Description of the task: Below is a block of data; give all of it again word for word.

** Start Data records **

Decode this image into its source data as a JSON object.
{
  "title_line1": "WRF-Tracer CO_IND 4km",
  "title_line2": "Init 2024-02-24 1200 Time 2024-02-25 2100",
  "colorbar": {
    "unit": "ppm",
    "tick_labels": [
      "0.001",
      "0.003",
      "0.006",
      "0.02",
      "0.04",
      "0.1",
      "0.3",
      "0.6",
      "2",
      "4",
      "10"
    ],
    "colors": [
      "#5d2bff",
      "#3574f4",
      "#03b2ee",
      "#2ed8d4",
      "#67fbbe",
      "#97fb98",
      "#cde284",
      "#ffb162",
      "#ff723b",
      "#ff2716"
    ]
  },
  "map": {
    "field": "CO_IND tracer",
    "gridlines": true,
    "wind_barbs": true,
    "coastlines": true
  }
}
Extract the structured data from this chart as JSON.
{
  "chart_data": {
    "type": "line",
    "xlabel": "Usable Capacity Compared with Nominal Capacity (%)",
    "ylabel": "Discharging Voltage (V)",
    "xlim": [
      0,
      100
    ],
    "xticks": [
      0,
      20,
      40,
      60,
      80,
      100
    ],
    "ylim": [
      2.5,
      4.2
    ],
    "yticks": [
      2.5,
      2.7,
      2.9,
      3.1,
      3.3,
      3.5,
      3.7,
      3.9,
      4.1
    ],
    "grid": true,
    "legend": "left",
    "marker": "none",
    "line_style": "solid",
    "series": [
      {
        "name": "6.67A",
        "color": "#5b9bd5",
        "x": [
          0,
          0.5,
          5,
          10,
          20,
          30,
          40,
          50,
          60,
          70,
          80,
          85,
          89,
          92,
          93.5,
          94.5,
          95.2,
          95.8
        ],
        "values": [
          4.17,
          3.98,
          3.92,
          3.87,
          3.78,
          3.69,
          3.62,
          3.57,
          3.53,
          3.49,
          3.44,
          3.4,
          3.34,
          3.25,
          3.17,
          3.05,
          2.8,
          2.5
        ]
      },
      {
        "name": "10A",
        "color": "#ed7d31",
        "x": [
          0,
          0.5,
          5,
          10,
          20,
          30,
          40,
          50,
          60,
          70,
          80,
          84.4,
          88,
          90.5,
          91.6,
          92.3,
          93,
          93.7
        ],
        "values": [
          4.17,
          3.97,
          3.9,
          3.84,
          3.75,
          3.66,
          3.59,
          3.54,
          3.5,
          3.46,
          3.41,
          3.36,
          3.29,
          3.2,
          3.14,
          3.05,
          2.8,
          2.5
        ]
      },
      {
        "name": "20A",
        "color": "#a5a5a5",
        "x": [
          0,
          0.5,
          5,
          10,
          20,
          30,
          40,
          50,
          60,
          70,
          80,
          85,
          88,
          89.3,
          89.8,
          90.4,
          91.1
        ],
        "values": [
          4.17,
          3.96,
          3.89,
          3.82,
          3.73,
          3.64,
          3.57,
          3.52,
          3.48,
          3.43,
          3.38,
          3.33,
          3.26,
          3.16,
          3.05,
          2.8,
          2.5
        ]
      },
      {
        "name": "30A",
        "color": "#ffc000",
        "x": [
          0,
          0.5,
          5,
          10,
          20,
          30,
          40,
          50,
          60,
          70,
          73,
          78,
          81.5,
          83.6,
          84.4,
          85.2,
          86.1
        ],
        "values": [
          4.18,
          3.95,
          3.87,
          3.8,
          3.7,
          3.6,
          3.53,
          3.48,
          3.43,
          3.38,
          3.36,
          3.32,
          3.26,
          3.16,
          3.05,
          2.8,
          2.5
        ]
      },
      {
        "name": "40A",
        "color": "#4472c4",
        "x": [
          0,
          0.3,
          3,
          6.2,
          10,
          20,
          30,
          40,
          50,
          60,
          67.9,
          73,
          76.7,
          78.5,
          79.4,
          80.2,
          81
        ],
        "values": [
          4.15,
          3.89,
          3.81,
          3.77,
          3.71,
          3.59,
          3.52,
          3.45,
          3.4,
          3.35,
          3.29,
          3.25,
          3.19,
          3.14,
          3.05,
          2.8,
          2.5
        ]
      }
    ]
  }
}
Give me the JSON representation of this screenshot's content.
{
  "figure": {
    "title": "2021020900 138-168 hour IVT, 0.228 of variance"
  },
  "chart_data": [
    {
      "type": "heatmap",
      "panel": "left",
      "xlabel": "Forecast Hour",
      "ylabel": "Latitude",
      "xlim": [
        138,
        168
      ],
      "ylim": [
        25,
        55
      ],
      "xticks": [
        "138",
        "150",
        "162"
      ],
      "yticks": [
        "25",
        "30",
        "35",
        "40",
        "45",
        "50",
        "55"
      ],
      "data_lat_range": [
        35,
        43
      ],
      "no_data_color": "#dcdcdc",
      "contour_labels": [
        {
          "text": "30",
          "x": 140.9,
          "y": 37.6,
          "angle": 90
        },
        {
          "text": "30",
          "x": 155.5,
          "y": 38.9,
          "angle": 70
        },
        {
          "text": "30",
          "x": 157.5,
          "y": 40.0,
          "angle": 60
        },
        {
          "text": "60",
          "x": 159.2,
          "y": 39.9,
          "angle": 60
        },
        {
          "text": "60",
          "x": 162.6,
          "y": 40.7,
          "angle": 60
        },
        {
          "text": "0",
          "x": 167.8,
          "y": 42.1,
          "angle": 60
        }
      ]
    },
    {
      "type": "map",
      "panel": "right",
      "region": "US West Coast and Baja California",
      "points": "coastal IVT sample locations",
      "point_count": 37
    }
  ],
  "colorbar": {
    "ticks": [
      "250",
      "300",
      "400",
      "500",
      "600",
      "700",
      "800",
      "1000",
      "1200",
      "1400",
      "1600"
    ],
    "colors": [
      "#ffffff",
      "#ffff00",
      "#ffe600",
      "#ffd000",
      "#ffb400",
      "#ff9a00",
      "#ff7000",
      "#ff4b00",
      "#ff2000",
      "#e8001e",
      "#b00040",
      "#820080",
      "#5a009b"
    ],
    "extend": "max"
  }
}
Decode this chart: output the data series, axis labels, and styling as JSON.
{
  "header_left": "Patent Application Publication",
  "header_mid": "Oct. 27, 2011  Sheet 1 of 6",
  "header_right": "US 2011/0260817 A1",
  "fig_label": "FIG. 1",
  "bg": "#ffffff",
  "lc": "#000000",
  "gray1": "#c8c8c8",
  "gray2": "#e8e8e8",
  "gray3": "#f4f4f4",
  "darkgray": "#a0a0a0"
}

** End Data records **

Solution to this task:
Decode this image into its source data as a JSON object.
{
  "title_line1": "WRF-Tracer CO_IND 4km",
  "title_line2": "Init 2024-02-24 1200 Time 2024-02-25 2100",
  "colorbar": {
    "unit": "ppm",
    "tick_labels": [
      "0.001",
      "0.003",
      "0.006",
      "0.02",
      "0.04",
      "0.1",
      "0.3",
      "0.6",
      "2",
      "4",
      "10"
    ],
    "colors": [
      "#5d2bff",
      "#3574f4",
      "#03b2ee",
      "#2ed8d4",
      "#67fbbe",
      "#97fb98",
      "#cde284",
      "#ffb162",
      "#ff723b",
      "#ff2716"
    ]
  },
  "map": {
    "field": "CO_IND tracer",
    "gridlines": true,
    "wind_barbs": true,
    "coastlines": true
  }
}
Extract the structured data from this chart as JSON.
{
  "chart_data": {
    "type": "line",
    "xlabel": "Usable Capacity Compared with Nominal Capacity (%)",
    "ylabel": "Discharging Voltage (V)",
    "xlim": [
      0,
      100
    ],
    "xticks": [
      0,
      20,
      40,
      60,
      80,
      100
    ],
    "ylim": [
      2.5,
      4.2
    ],
    "yticks": [
      2.5,
      2.7,
      2.9,
      3.1,
      3.3,
      3.5,
      3.7,
      3.9,
      4.1
    ],
    "grid": true,
    "legend": "left",
    "marker": "none",
    "line_style": "solid",
    "series": [
      {
        "name": "6.67A",
        "color": "#5b9bd5",
        "x": [
          0,
          0.5,
          5,
          10,
          20,
          30,
          40,
          50,
          60,
          70,
          80,
          85,
          89,
          92,
          93.5,
          94.5,
          95.2,
          95.8
        ],
        "values": [
          4.17,
          3.98,
          3.92,
          3.87,
          3.78,
          3.69,
          3.62,
          3.57,
          3.53,
          3.49,
          3.44,
          3.4,
          3.34,
          3.25,
          3.17,
          3.05,
          2.8,
          2.5
        ]
      },
      {
        "name": "10A",
        "color": "#ed7d31",
        "x": [
          0,
          0.5,
          5,
          10,
          20,
          30,
          40,
          50,
          60,
          70,
          80,
          84.4,
          88,
          90.5,
          91.6,
          92.3,
          93,
          93.7
        ],
        "values": [
          4.17,
          3.97,
          3.9,
          3.84,
          3.75,
          3.66,
          3.59,
          3.54,
          3.5,
          3.46,
          3.41,
          3.36,
          3.29,
          3.2,
          3.14,
          3.05,
          2.8,
          2.5
        ]
      },
      {
        "name": "20A",
        "color": "#a5a5a5",
        "x": [
          0,
          0.5,
          5,
          10,
          20,
          30,
          40,
          50,
          60,
          70,
          80,
          85,
          88,
          89.3,
          89.8,
          90.4,
          91.1
        ],
        "values": [
          4.17,
          3.96,
          3.89,
          3.82,
          3.73,
          3.64,
          3.57,
          3.52,
          3.48,
          3.43,
          3.38,
          3.33,
          3.26,
          3.16,
          3.05,
          2.8,
          2.5
        ]
      },
      {
        "name": "30A",
        "color": "#ffc000",
        "x": [
          0,
          0.5,
          5,
          10,
          20,
          30,
          40,
          50,
          60,
          70,
          73,
          78,
          81.5,
          83.6,
          84.4,
          85.2,
          86.1
        ],
        "values": [
          4.18,
          3.95,
          3.87,
          3.8,
          3.7,
          3.6,
          3.53,
          3.48,
          3.43,
          3.38,
          3.36,
          3.32,
          3.26,
          3.16,
          3.05,
          2.8,
          2.5
        ]
      },
      {
        "name": "40A",
        "color": "#4472c4",
        "x": [
          0,
          0.3,
          3,
          6.2,
          10,
          20,
          30,
          40,
          50,
          60,
          67.9,
          73,
          76.7,
          78.5,
          79.4,
          80.2,
          81
        ],
        "values": [
          4.15,
          3.89,
          3.81,
          3.77,
          3.71,
          3.59,
          3.52,
          3.45,
          3.4,
          3.35,
          3.29,
          3.25,
          3.19,
          3.14,
          3.05,
          2.8,
          2.5
        ]
      }
    ]
  }
}
Give me the JSON representation of this screenshot's content.
{
  "figure": {
    "title": "2021020900 138-168 hour IVT, 0.228 of variance"
  },
  "chart_data": [
    {
      "type": "heatmap",
      "panel": "left",
      "xlabel": "Forecast Hour",
      "ylabel": "Latitude",
      "xlim": [
        138,
        168
      ],
      "ylim": [
        25,
        55
      ],
      "xticks": [
        "138",
        "150",
        "162"
      ],
      "yticks": [
        "25",
        "30",
        "35",
        "40",
        "45",
        "50",
        "55"
      ],
      "data_lat_range": [
        35,
        43
      ],
      "no_data_color": "#dcdcdc",
      "contour_labels": [
        {
          "text": "30",
          "x": 140.9,
          "y": 37.6,
          "angle": 90
        },
        {
          "text": "30",
          "x": 155.5,
          "y": 38.9,
          "angle": 70
        },
        {
          "text": "30",
          "x": 157.5,
          "y": 40.0,
          "angle": 60
        },
        {
          "text": "60",
          "x": 159.2,
          "y": 39.9,
          "angle": 60
        },
        {
          "text": "60",
          "x": 162.6,
          "y": 40.7,
          "angle": 60
        },
        {
          "text": "0",
          "x": 167.8,
          "y": 42.1,
          "angle": 60
        }
      ]
    },
    {
      "type": "map",
      "panel": "right",
      "region": "US West Coast and Baja California",
      "points": "coastal IVT sample locations",
      "point_count": 37
    }
  ],
  "colorbar": {
    "ticks": [
      "250",
      "300",
      "400",
      "500",
      "600",
      "700",
      "800",
      "1000",
      "1200",
      "1400",
      "1600"
    ],
    "colors": [
      "#ffffff",
      "#ffff00",
      "#ffe600",
      "#ffd000",
      "#ffb400",
      "#ff9a00",
      "#ff7000",
      "#ff4b00",
      "#ff2000",
      "#e8001e",
      "#b00040",
      "#820080",
      "#5a009b"
    ],
    "extend": "max"
  }
}
Decode this chart: output the data series, axis labels, and styling as JSON.
{
  "header_left": "Patent Application Publication",
  "header_mid": "Oct. 27, 2011  Sheet 1 of 6",
  "header_right": "US 2011/0260817 A1",
  "fig_label": "FIG. 1",
  "bg": "#ffffff",
  "lc": "#000000",
  "gray1": "#c8c8c8",
  "gray2": "#e8e8e8",
  "gray3": "#f4f4f4",
  "darkgray": "#a0a0a0"
}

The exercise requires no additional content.